**Aim:** From the entries below, gather each line containing the word "وتوريد".

Part of a data file
● ● ● ● ● ● ●

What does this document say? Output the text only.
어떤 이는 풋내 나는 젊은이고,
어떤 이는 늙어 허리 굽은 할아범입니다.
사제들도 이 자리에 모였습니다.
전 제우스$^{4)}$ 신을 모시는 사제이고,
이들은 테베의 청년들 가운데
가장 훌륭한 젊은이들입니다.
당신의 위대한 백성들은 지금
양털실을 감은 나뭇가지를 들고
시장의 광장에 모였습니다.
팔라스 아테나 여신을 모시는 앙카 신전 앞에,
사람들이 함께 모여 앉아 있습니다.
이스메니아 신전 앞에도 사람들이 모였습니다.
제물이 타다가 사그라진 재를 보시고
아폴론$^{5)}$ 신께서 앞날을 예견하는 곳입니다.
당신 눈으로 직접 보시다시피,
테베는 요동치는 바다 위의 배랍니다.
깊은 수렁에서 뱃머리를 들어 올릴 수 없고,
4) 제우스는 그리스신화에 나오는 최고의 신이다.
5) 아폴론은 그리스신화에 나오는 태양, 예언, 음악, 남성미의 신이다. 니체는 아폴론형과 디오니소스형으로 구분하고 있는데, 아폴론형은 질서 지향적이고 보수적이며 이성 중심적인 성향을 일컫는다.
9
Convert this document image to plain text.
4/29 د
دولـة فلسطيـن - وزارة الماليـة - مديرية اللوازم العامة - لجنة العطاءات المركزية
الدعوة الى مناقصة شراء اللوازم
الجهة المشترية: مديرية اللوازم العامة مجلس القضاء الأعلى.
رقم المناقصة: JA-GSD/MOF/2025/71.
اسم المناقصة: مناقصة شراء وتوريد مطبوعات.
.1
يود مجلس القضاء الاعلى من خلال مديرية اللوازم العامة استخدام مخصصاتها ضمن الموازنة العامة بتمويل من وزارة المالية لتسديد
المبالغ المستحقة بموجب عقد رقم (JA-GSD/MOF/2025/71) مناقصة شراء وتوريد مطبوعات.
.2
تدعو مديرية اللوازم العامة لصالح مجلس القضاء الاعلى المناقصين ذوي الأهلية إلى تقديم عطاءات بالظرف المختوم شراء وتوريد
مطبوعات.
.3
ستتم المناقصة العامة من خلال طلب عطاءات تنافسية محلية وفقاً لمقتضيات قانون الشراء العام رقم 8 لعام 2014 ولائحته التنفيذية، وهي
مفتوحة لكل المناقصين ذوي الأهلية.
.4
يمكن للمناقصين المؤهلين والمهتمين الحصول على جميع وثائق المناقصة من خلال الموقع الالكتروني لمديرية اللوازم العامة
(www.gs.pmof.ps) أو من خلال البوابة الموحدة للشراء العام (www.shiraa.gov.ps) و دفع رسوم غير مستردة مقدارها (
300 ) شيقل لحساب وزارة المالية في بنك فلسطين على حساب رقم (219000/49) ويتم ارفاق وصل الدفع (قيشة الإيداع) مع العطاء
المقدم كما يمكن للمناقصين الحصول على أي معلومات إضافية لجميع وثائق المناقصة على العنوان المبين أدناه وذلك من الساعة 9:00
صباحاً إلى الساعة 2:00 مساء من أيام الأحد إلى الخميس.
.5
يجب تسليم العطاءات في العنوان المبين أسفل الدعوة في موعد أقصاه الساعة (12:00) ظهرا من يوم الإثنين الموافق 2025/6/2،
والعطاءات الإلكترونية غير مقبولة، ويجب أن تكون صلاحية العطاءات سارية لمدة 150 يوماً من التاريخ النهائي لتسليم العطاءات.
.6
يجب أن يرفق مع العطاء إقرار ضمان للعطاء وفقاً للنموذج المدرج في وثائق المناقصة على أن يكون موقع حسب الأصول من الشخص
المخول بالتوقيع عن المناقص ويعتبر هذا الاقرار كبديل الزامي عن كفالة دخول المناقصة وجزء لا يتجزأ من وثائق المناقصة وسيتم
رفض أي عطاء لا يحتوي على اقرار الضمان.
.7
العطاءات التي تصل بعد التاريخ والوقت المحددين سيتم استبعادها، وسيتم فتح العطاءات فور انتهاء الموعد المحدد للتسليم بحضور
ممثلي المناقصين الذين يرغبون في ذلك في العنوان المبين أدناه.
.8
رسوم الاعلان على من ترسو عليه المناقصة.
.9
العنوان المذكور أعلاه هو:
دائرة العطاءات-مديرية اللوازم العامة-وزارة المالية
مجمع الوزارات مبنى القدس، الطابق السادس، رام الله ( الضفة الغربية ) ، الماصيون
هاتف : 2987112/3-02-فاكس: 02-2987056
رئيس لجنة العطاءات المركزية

● ● ● ● ● ● ●

**Correct response:**
اسم المناقصة: مناقصة شراء وتوريد مطبوعات.
المبالغ المستحقة بموجب عقد رقم (JA-GSD/MOF/2025/71) مناقصة شراء وتوريد مطبوعات.
تدعو مديرية اللوازم العامة لصالح مجلس القضاء الاعلى المناقصين ذوي الأهلية إلى تقديم عطاءات بالظرف المختوم شراء وتوريد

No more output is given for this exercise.